In mainstream sports, only a tiny fraction of athletes get to go to these elite competitions, but the impact they have on grassroots sports is tremendous. Like an iceberg, the huge weight of the sports community and the impact it has on the country’s health, society, and educational formation of our youngsters lies hidden off camera. In Malta, sadly, we have little to build on in this respect. There are no ongoing competitions for adapted sports, with very few people in consistent training, under coaches who are specialised. Outside of the successful Special Olympics programme in Malta, which supports people with intellectual disabilities and similar difficulties, the Paralympic sports are hardly practiced by children. Swimming seems to continue to be the main source of potential Paralympians, no doubt because the ASA and clubs like Inspire and SwimAid are inspired by the potential of their disabled swimmers and are investing in their development. It is no surprise that swimming has been the only provider of Paralympians in the past to editions of the Games.

Many feel that the role of the Malta Paralympic Movement is to organise such sports activities and events, however it is clear that without the right resources, we remain an amateur and voluntary organisation. The role of the MPC is to work through the respective sports associations follow the approach of the ASA and dedicate resources for training, coaching, local and overseas competitions. We can surely develop the few enthusiastic youngsters we know practice wheelchair basketball, rugby, athletics, archery and table tennis, but we need to find a way to take this to the next level and create dedicated resources like we have for mainstream sports. It’s the sports clubs and associations that need to make the decision to apportion their resources fairly.

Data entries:

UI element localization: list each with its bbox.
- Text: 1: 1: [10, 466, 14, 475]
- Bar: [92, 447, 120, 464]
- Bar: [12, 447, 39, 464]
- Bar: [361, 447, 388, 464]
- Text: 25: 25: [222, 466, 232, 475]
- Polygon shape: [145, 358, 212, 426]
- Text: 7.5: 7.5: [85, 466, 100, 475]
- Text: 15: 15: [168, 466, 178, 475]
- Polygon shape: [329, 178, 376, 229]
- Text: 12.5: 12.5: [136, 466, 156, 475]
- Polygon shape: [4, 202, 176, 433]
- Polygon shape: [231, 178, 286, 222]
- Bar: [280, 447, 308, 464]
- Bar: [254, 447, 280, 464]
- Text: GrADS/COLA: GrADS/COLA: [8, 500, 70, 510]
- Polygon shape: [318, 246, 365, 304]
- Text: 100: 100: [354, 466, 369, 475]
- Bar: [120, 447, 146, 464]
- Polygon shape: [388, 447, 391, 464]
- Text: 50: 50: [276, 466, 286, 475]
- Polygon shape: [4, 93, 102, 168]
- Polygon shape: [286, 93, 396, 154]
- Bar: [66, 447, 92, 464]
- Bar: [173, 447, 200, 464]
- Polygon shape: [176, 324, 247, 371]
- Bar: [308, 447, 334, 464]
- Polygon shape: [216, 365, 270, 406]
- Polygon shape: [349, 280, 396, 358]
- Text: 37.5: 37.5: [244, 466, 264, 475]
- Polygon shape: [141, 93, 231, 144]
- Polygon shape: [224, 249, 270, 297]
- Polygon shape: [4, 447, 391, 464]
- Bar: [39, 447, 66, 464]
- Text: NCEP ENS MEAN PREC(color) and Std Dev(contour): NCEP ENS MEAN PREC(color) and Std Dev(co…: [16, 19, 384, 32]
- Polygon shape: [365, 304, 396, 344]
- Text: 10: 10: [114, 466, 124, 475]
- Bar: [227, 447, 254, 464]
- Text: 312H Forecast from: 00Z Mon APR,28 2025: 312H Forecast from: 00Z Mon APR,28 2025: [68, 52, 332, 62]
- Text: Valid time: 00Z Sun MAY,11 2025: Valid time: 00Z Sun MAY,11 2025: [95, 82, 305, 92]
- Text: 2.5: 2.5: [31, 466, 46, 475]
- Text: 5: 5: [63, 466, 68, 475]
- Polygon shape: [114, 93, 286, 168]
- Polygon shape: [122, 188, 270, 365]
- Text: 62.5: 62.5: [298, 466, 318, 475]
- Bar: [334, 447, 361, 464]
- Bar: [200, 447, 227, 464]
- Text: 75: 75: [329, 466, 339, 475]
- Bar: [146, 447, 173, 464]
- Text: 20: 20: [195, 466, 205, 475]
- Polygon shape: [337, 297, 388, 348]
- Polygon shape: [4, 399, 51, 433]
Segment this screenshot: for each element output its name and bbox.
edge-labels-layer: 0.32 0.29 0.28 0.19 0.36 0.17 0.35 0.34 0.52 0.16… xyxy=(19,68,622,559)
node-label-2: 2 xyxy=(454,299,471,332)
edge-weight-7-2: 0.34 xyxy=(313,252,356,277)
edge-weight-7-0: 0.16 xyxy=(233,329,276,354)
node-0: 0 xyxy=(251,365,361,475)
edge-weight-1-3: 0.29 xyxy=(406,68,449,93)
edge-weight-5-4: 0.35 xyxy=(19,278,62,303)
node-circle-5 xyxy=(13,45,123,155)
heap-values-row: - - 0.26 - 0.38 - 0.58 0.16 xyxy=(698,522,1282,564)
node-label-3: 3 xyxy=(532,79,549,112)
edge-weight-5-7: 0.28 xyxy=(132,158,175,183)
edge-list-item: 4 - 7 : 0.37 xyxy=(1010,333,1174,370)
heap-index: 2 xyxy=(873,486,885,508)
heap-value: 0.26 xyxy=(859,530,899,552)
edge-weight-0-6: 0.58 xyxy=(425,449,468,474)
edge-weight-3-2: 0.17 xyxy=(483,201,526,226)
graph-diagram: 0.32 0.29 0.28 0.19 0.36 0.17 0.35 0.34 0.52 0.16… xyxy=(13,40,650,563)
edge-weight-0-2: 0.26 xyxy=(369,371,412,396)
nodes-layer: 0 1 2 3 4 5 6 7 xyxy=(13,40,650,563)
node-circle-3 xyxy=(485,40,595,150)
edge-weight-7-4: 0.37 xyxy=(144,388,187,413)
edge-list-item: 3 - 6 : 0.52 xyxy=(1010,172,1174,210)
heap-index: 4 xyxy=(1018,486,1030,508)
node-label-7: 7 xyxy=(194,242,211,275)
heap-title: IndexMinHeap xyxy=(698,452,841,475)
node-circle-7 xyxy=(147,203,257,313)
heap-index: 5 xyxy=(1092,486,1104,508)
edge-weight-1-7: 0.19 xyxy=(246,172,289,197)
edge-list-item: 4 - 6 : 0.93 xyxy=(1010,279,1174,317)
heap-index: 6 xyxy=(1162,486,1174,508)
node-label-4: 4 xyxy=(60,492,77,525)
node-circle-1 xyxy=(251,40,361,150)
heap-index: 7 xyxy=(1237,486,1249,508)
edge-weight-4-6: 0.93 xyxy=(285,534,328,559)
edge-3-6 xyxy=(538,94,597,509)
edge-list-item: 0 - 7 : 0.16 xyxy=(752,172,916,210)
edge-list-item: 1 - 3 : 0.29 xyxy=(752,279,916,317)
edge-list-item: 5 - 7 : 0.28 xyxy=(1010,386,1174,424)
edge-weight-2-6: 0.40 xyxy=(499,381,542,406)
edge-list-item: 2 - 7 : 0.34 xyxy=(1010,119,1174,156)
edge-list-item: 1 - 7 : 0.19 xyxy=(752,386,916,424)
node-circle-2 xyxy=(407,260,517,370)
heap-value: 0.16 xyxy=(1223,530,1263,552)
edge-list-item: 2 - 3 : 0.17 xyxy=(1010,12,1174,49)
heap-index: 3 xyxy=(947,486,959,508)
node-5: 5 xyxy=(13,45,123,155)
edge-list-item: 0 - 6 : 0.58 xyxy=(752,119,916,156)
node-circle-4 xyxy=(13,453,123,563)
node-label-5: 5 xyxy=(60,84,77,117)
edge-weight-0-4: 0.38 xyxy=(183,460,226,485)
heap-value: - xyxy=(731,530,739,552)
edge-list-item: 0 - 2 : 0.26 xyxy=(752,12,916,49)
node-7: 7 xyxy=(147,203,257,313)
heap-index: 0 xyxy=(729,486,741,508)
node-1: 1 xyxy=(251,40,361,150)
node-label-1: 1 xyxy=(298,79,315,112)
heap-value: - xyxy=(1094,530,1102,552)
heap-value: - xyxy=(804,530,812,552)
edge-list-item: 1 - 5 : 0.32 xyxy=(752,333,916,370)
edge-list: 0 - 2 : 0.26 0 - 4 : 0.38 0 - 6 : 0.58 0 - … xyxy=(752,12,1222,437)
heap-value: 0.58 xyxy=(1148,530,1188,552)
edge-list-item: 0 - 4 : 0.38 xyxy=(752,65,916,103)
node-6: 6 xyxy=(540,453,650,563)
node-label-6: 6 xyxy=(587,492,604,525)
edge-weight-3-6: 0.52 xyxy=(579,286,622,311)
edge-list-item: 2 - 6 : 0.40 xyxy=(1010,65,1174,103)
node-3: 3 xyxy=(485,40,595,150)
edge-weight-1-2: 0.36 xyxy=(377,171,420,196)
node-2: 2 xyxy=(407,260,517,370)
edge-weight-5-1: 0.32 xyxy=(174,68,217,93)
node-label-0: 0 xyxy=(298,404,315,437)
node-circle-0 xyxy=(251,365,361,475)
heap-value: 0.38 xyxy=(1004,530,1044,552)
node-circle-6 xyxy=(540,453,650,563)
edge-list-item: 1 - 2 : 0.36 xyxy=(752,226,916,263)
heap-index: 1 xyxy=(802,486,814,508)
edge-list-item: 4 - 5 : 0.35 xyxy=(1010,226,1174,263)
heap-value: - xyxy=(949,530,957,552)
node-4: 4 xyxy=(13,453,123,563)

- [Problem to work on] Resume the piece on Paralympic sport in Malta above, picking up after its final sentence.

- [Answer space]
Funding always seems to be an issue, however if we consider the percentage of persons with a disability in our population, it should be easy to mitigate a relative investment in adapted sports. Sponsorships and self-funding will always remain part of sports, alongside the voluntary aspects of sport-for-all. Voluntary is fine, but an amateurish approach at elite level is not good enough. We need to create an executive team that can support the athletes with their goals, as well as the sports clubs, associations and federations with the experience they need to encourage adapted versions of their sports.

In this way, we also create a space alongside mainstream sports that can help children integrate and learn from one another through sports. Watching people with no arms or legs swim the length of the pool faster than I can was very humbling, and a reminder that next time I moan about getting up early to train I need to get over myself. The same applies for all mainstream athletes.

On the other hand, disabled people who do sports develop self confidence that is extremely useful in boosting independence, employment and social relationships. Sports is a great metaphor for life, where practicing resilience, dedication and hard work lead to the achievement of a desired outcome. Perhaps we need to take a fresh look at how we fund sports and consider the wider benefits, thus justifying a far greater investment than that currently provided.

People need to be inspired by people they can look up to. Sports personalities are an excellent example when they are clean and honest. The Paralympic philosophy takes this very seriously, banning the whole Russian contingent for doping, while the Olympic Committee hovered undecidedly for weeks before allowing some athlete to take part. The Paralympic ethos is far less about elite competition than it is about the usefulness of sport for social purpose. ‘The Paralympic Way’ is one that we should uses as a guideline to how we look at society, both in leisure and economy. With more people participating in society, at work, or living independently, we strengthen our society as a whole.

If we want a level playing field, then we need to put the resources at a level with mainstream. Only then can we empower people to get involved and feel that their time and effort is bearing fruit, not just for the few that will go to Tokyo, but for the improvement of social cohesion as a whole. The Maltese flag at the opening ceremony of the Paralympic Games in Tokyo should be carried by all of us.